Data in this exercise START

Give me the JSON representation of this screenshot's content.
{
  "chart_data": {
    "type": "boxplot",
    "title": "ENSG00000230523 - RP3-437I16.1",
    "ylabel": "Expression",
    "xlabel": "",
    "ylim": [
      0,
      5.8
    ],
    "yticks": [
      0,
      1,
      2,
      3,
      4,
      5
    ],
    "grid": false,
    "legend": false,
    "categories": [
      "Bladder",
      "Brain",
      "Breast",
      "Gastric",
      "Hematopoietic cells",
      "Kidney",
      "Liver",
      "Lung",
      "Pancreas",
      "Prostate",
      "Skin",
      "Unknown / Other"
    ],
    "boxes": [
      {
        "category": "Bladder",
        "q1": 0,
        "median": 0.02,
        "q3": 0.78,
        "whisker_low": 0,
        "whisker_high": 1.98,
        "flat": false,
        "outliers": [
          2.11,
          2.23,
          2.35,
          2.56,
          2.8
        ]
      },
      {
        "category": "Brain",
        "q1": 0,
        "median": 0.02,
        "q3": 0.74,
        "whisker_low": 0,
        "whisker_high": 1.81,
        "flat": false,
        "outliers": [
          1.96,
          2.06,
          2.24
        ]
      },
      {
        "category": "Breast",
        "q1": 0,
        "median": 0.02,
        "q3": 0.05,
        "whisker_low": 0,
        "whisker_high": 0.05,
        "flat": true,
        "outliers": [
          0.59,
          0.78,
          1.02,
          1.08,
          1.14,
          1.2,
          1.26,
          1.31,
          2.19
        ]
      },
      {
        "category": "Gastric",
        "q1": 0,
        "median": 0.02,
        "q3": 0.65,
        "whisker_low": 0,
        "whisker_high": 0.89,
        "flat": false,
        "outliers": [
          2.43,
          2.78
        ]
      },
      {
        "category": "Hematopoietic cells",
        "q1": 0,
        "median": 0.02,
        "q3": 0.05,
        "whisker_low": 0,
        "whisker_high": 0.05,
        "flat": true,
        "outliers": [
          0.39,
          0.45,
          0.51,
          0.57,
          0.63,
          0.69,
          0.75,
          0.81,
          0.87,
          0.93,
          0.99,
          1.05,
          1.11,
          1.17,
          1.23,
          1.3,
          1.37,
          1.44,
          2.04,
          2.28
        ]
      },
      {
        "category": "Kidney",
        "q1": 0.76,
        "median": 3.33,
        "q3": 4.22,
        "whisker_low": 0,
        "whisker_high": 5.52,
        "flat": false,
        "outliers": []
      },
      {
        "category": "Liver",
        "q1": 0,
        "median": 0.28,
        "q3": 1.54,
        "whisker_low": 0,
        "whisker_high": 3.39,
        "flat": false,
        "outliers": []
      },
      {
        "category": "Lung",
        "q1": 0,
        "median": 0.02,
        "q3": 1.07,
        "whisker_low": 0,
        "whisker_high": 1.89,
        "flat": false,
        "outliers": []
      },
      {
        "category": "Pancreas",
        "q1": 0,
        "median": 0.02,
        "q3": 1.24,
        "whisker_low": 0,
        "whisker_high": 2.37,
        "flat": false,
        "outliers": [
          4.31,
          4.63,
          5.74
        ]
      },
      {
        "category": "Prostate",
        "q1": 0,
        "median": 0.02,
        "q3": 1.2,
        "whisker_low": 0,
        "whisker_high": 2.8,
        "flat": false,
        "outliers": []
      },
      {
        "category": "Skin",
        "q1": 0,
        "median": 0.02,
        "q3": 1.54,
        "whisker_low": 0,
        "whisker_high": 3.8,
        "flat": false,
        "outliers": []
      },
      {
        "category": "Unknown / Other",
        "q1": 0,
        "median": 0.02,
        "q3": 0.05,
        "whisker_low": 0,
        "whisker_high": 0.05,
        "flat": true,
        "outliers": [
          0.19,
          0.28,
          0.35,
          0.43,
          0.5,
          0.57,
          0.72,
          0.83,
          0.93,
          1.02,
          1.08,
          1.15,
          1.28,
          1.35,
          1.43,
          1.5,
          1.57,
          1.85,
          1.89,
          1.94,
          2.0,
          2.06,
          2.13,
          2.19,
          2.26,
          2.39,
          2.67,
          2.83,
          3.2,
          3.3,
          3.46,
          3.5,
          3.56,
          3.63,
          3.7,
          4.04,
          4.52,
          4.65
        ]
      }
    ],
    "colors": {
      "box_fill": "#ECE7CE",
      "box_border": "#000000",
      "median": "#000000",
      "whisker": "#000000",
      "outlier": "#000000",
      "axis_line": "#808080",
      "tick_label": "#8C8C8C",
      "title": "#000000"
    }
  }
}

Data in this exercise END

▸ Task brief
Wherever the word "Other" appears in a line of the data, copy that line.

▸ Completed task
      "Unknown / Other"
        "category": "Unknown / Other",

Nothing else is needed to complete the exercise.